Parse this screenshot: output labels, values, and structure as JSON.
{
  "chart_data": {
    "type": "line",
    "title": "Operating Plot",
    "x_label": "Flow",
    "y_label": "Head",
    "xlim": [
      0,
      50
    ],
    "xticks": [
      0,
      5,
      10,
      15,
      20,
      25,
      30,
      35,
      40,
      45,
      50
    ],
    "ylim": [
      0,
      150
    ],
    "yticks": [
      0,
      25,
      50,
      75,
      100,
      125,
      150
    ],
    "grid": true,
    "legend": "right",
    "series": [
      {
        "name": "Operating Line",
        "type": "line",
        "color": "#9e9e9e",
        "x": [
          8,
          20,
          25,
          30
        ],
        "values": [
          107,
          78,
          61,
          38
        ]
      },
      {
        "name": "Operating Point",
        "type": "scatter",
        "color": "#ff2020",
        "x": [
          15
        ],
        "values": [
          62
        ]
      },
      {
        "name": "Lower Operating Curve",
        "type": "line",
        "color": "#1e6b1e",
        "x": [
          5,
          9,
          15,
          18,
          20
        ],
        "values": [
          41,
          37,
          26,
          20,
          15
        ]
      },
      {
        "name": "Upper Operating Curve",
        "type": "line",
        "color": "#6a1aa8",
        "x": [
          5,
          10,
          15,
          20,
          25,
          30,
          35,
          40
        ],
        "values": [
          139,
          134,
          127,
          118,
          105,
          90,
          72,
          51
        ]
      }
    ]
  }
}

□ □ □ □ □

- **Exercise details**: Write out the full set of records exactly as given.

- **Exercise result**:
Parse this screenshot: output labels, values, and structure as JSON.
{
  "chart_data": {
    "type": "line",
    "title": "Operating Plot",
    "x_label": "Flow",
    "y_label": "Head",
    "xlim": [
      0,
      50
    ],
    "xticks": [
      0,
      5,
      10,
      15,
      20,
      25,
      30,
      35,
      40,
      45,
      50
    ],
    "ylim": [
      0,
      150
    ],
    "yticks": [
      0,
      25,
      50,
      75,
      100,
      125,
      150
    ],
    "grid": true,
    "legend": "right",
    "series": [
      {
        "name": "Operating Line",
        "type": "line",
        "color": "#9e9e9e",
        "x": [
          8,
          20,
          25,
          30
        ],
        "values": [
          107,
          78,
          61,
          38
        ]
      },
      {
        "name": "Operating Point",
        "type": "scatter",
        "color": "#ff2020",
        "x": [
          15
        ],
        "values": [
          62
        ]
      },
      {
        "name": "Lower Operating Curve",
        "type": "line",
        "color": "#1e6b1e",
        "x": [
          5,
          9,
          15,
          18,
          20
        ],
        "values": [
          41,
          37,
          26,
          20,
          15
        ]
      },
      {
        "name": "Upper Operating Curve",
        "type": "line",
        "color": "#6a1aa8",
        "x": [
          5,
          10,
          15,
          20,
          25,
          30,
          35,
          40
        ],
        "values": [
          139,
          134,
          127,
          118,
          105,
          90,
          72,
          51
        ]
      }
    ]
  }
}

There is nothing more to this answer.